— begin RECORDS FOR PROCESSING —
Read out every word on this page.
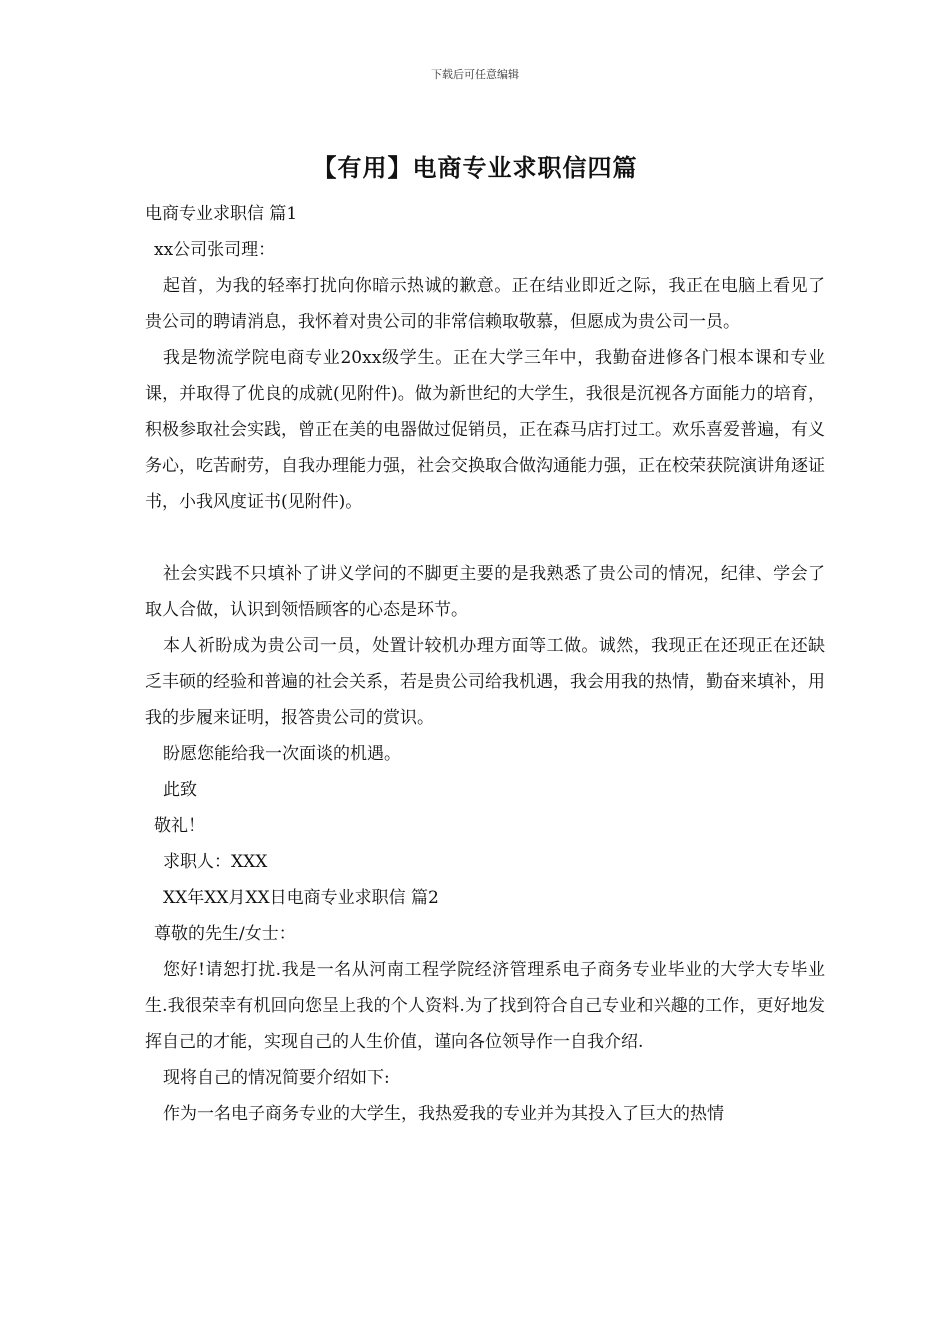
下载后可任意编辑
【有用】电商专业求职信四篇

电商专业求职信 篇1

xx公司张司理：

起首，为我的轻率打扰向你暗示热诚的歉意。正在结业即近之际，我正在电脑上看见了贵公司的聘请消息，我怀着对贵公司的非常信赖取敬慕，但愿成为贵公司一员。

我是物流学院电商专业20xx级学生。正在大学三年中，我勤奋进修各门根本课和专业课，并取得了优良的成就(见附件)。做为新世纪的大学生，我很是沉视各方面能力的培育，积极参取社会实践，曾正在美的电器做过促销员，正在森马店打过工。欢乐喜爱普遍，有义务心，吃苦耐劳，自我办理能力强，社会交换取合做沟通能力强，正在校荣获院演讲角逐证书，小我风度证书(见附件)。

社会实践不只填补了讲义学问的不脚更主要的是我熟悉了贵公司的情况，纪律、学会了取人合做，认识到领悟顾客的心态是环节。

本人祈盼成为贵公司一员，处置计较机办理方面等工做。诚然，我现正在还现正在还缺乏丰硕的经验和普遍的社会关系，若是贵公司给我机遇，我会用我的热情，勤奋来填补，用我的步履来证明，报答贵公司的赏识。

盼愿您能给我一次面谈的机遇。

此致

敬礼！

求职人：XXX

XX年XX月XX日电商专业求职信 篇2

尊敬的先生/女士：

您好!请恕打扰.我是一名从河南工程学院经济管理系电子商务专业毕业的大学大专毕业生.我很荣幸有机回向您呈上我的个人资料.为了找到符合自己专业和兴趣的工作，更好地发挥自己的才能，实现自己的人生价值，谨向各位领导作一自我介绍.

现将自己的情况简要介绍如下:

作为一名电子商务专业的大学生，我热爱我的专业并为其投入了巨大的热情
— end RECORDS FOR PROCESSING —
# [WHAT IS ASKED]
Output the data above without changes, apart from leaving out the pictures.

# [SOLVED PROBLEM]
Read out every word on this page.
下载后可任意编辑
【有用】电商专业求职信四篇

电商专业求职信 篇1

xx公司张司理：

起首，为我的轻率打扰向你暗示热诚的歉意。正在结业即近之际，我正在电脑上看见了贵公司的聘请消息，我怀着对贵公司的非常信赖取敬慕，但愿成为贵公司一员。

我是物流学院电商专业20xx级学生。正在大学三年中，我勤奋进修各门根本课和专业课，并取得了优良的成就(见附件)。做为新世纪的大学生，我很是沉视各方面能力的培育，积极参取社会实践，曾正在美的电器做过促销员，正在森马店打过工。欢乐喜爱普遍，有义务心，吃苦耐劳，自我办理能力强，社会交换取合做沟通能力强，正在校荣获院演讲角逐证书，小我风度证书(见附件)。

社会实践不只填补了讲义学问的不脚更主要的是我熟悉了贵公司的情况，纪律、学会了取人合做，认识到领悟顾客的心态是环节。

本人祈盼成为贵公司一员，处置计较机办理方面等工做。诚然，我现正在还现正在还缺乏丰硕的经验和普遍的社会关系，若是贵公司给我机遇，我会用我的热情，勤奋来填补，用我的步履来证明，报答贵公司的赏识。

盼愿您能给我一次面谈的机遇。

此致

敬礼！

求职人：XXX

XX年XX月XX日电商专业求职信 篇2

尊敬的先生/女士：

您好!请恕打扰.我是一名从河南工程学院经济管理系电子商务专业毕业的大学大专毕业生.我很荣幸有机回向您呈上我的个人资料.为了找到符合自己专业和兴趣的工作，更好地发挥自己的才能，实现自己的人生价值，谨向各位领导作一自我介绍.

现将自己的情况简要介绍如下:

作为一名电子商务专业的大学生，我热爱我的专业并为其投入了巨大的热情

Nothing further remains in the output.